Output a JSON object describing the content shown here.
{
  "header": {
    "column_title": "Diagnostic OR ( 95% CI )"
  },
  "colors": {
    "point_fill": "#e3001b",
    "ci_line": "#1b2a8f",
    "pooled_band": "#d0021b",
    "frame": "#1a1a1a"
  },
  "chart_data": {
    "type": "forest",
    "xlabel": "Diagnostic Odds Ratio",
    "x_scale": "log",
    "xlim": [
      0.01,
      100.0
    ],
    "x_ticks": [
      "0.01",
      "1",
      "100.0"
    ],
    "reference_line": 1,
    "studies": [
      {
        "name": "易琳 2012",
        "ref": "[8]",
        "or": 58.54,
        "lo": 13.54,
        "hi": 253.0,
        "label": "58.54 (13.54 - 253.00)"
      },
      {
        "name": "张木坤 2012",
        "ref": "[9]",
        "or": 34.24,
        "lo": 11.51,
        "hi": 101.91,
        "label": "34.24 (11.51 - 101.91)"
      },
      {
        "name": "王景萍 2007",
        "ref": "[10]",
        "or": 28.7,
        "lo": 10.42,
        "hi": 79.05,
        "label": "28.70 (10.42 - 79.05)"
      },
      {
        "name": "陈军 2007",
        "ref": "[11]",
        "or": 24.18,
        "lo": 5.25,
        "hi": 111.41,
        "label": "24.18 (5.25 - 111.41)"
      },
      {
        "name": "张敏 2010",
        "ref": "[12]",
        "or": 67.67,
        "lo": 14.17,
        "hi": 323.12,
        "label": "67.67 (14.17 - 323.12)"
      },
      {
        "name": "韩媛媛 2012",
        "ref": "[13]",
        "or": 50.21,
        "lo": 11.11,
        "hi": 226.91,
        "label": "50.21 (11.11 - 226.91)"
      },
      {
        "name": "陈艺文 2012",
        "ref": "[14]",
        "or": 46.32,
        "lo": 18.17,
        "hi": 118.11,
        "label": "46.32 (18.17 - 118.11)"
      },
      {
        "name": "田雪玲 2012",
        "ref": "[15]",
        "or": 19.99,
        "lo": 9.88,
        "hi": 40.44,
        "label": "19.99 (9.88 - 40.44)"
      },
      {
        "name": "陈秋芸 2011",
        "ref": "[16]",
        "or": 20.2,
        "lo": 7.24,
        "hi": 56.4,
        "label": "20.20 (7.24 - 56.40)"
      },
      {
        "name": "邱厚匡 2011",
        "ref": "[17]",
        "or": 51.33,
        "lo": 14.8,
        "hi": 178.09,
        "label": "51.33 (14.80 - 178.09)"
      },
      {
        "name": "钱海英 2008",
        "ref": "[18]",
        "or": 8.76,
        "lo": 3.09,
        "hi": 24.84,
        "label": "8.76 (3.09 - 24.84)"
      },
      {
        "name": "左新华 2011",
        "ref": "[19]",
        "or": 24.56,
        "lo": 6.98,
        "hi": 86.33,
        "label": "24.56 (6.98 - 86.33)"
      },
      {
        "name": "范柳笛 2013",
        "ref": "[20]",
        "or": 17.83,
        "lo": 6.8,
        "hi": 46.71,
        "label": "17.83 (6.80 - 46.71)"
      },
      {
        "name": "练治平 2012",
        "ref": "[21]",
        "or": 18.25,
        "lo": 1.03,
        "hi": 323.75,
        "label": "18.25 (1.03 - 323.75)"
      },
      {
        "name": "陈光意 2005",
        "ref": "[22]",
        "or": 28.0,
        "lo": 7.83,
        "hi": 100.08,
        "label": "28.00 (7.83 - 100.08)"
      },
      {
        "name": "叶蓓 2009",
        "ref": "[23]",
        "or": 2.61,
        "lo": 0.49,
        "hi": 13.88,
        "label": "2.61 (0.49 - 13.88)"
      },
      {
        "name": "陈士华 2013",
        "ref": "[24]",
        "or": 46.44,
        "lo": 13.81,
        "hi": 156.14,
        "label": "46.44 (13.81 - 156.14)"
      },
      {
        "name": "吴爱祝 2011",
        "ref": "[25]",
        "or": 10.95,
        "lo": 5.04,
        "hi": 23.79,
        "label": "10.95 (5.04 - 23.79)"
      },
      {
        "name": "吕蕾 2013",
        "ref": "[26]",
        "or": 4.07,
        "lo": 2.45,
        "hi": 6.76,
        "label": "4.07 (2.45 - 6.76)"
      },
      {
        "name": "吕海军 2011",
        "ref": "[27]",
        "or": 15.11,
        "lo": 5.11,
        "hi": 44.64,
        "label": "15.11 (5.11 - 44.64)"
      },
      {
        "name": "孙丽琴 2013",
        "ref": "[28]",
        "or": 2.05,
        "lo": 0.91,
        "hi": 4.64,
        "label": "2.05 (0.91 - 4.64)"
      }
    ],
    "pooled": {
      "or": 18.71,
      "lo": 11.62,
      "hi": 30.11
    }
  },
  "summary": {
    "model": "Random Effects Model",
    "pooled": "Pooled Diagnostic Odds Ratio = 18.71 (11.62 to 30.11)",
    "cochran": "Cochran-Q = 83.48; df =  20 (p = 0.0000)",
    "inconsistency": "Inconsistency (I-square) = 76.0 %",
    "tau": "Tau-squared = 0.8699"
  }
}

▬▬▬

• EXERCISE GOAL
Each record above should be repeated exactly as it appears.

• ANSWER TO THIS TASK
Output a JSON object describing the content shown here.
{
  "header": {
    "column_title": "Diagnostic OR ( 95% CI )"
  },
  "colors": {
    "point_fill": "#e3001b",
    "ci_line": "#1b2a8f",
    "pooled_band": "#d0021b",
    "frame": "#1a1a1a"
  },
  "chart_data": {
    "type": "forest",
    "xlabel": "Diagnostic Odds Ratio",
    "x_scale": "log",
    "xlim": [
      0.01,
      100.0
    ],
    "x_ticks": [
      "0.01",
      "1",
      "100.0"
    ],
    "reference_line": 1,
    "studies": [
      {
        "name": "易琳 2012",
        "ref": "[8]",
        "or": 58.54,
        "lo": 13.54,
        "hi": 253.0,
        "label": "58.54 (13.54 - 253.00)"
      },
      {
        "name": "张木坤 2012",
        "ref": "[9]",
        "or": 34.24,
        "lo": 11.51,
        "hi": 101.91,
        "label": "34.24 (11.51 - 101.91)"
      },
      {
        "name": "王景萍 2007",
        "ref": "[10]",
        "or": 28.7,
        "lo": 10.42,
        "hi": 79.05,
        "label": "28.70 (10.42 - 79.05)"
      },
      {
        "name": "陈军 2007",
        "ref": "[11]",
        "or": 24.18,
        "lo": 5.25,
        "hi": 111.41,
        "label": "24.18 (5.25 - 111.41)"
      },
      {
        "name": "张敏 2010",
        "ref": "[12]",
        "or": 67.67,
        "lo": 14.17,
        "hi": 323.12,
        "label": "67.67 (14.17 - 323.12)"
      },
      {
        "name": "韩媛媛 2012",
        "ref": "[13]",
        "or": 50.21,
        "lo": 11.11,
        "hi": 226.91,
        "label": "50.21 (11.11 - 226.91)"
      },
      {
        "name": "陈艺文 2012",
        "ref": "[14]",
        "or": 46.32,
        "lo": 18.17,
        "hi": 118.11,
        "label": "46.32 (18.17 - 118.11)"
      },
      {
        "name": "田雪玲 2012",
        "ref": "[15]",
        "or": 19.99,
        "lo": 9.88,
        "hi": 40.44,
        "label": "19.99 (9.88 - 40.44)"
      },
      {
        "name": "陈秋芸 2011",
        "ref": "[16]",
        "or": 20.2,
        "lo": 7.24,
        "hi": 56.4,
        "label": "20.20 (7.24 - 56.40)"
      },
      {
        "name": "邱厚匡 2011",
        "ref": "[17]",
        "or": 51.33,
        "lo": 14.8,
        "hi": 178.09,
        "label": "51.33 (14.80 - 178.09)"
      },
      {
        "name": "钱海英 2008",
        "ref": "[18]",
        "or": 8.76,
        "lo": 3.09,
        "hi": 24.84,
        "label": "8.76 (3.09 - 24.84)"
      },
      {
        "name": "左新华 2011",
        "ref": "[19]",
        "or": 24.56,
        "lo": 6.98,
        "hi": 86.33,
        "label": "24.56 (6.98 - 86.33)"
      },
      {
        "name": "范柳笛 2013",
        "ref": "[20]",
        "or": 17.83,
        "lo": 6.8,
        "hi": 46.71,
        "label": "17.83 (6.80 - 46.71)"
      },
      {
        "name": "练治平 2012",
        "ref": "[21]",
        "or": 18.25,
        "lo": 1.03,
        "hi": 323.75,
        "label": "18.25 (1.03 - 323.75)"
      },
      {
        "name": "陈光意 2005",
        "ref": "[22]",
        "or": 28.0,
        "lo": 7.83,
        "hi": 100.08,
        "label": "28.00 (7.83 - 100.08)"
      },
      {
        "name": "叶蓓 2009",
        "ref": "[23]",
        "or": 2.61,
        "lo": 0.49,
        "hi": 13.88,
        "label": "2.61 (0.49 - 13.88)"
      },
      {
        "name": "陈士华 2013",
        "ref": "[24]",
        "or": 46.44,
        "lo": 13.81,
        "hi": 156.14,
        "label": "46.44 (13.81 - 156.14)"
      },
      {
        "name": "吴爱祝 2011",
        "ref": "[25]",
        "or": 10.95,
        "lo": 5.04,
        "hi": 23.79,
        "label": "10.95 (5.04 - 23.79)"
      },
      {
        "name": "吕蕾 2013",
        "ref": "[26]",
        "or": 4.07,
        "lo": 2.45,
        "hi": 6.76,
        "label": "4.07 (2.45 - 6.76)"
      },
      {
        "name": "吕海军 2011",
        "ref": "[27]",
        "or": 15.11,
        "lo": 5.11,
        "hi": 44.64,
        "label": "15.11 (5.11 - 44.64)"
      },
      {
        "name": "孙丽琴 2013",
        "ref": "[28]",
        "or": 2.05,
        "lo": 0.91,
        "hi": 4.64,
        "label": "2.05 (0.91 - 4.64)"
      }
    ],
    "pooled": {
      "or": 18.71,
      "lo": 11.62,
      "hi": 30.11
    }
  },
  "summary": {
    "model": "Random Effects Model",
    "pooled": "Pooled Diagnostic Odds Ratio = 18.71 (11.62 to 30.11)",
    "cochran": "Cochran-Q = 83.48; df =  20 (p = 0.0000)",
    "inconsistency": "Inconsistency (I-square) = 76.0 %",
    "tau": "Tau-squared = 0.8699"
  }
}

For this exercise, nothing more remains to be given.